*EXERCISE AIM*
Gather all lines in the entries below that include the word "into".

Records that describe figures
# # #

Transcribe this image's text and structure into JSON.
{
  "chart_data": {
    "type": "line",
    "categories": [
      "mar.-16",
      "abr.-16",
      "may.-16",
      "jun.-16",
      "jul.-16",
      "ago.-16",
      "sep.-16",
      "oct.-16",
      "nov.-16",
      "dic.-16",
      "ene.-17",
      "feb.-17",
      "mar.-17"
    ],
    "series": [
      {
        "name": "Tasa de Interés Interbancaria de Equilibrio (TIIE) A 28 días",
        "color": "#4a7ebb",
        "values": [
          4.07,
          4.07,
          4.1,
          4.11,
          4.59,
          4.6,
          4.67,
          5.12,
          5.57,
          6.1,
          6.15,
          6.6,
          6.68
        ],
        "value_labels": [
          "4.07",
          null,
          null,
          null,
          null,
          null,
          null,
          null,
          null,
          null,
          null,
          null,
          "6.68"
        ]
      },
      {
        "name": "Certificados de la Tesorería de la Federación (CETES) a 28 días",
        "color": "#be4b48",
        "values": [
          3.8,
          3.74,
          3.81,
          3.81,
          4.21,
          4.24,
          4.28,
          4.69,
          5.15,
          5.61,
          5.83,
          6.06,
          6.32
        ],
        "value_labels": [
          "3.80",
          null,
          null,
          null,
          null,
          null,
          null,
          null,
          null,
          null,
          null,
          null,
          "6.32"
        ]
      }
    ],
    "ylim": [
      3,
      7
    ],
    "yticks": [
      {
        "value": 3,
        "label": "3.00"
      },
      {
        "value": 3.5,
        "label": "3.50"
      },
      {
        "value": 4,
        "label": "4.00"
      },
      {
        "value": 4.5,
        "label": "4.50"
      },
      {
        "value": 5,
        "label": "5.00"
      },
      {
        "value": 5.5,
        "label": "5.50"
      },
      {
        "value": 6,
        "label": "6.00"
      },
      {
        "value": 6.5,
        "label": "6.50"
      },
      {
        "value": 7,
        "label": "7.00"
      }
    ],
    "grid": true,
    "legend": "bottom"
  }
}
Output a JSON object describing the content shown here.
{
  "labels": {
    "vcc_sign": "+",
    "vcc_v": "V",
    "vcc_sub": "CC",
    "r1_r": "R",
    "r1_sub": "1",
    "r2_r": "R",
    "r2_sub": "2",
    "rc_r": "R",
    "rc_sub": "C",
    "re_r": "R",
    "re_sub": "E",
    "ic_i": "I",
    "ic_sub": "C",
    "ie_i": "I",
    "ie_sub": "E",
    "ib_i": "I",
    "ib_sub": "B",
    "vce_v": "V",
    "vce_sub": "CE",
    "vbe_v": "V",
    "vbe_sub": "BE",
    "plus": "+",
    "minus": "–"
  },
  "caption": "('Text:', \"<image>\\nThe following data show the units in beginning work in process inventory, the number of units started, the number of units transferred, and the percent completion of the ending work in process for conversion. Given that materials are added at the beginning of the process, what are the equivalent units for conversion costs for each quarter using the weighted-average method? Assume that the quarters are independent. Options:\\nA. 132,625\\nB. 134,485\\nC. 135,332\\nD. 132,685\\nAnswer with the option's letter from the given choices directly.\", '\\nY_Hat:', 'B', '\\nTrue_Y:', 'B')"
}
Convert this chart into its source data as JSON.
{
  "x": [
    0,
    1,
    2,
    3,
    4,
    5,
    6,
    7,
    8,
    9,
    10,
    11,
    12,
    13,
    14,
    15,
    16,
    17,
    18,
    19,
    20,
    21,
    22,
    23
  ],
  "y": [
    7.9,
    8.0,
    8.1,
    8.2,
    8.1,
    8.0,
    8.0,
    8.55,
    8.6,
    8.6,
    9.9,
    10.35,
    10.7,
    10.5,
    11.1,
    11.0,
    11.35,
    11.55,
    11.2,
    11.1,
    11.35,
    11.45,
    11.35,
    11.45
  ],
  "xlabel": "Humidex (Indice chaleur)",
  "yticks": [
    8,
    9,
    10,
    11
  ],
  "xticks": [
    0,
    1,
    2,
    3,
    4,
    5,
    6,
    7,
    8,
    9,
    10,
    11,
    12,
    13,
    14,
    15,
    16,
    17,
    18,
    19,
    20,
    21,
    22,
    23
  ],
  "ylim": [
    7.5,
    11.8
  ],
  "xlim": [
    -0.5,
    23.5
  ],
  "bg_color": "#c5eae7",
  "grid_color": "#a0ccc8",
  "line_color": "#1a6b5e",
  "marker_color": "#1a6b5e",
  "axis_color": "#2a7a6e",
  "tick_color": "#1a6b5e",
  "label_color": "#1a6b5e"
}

# # #

*FULL SOLUTION*
Transcribe this image's text and structure into JSON.
Convert this chart into its source data as JSON.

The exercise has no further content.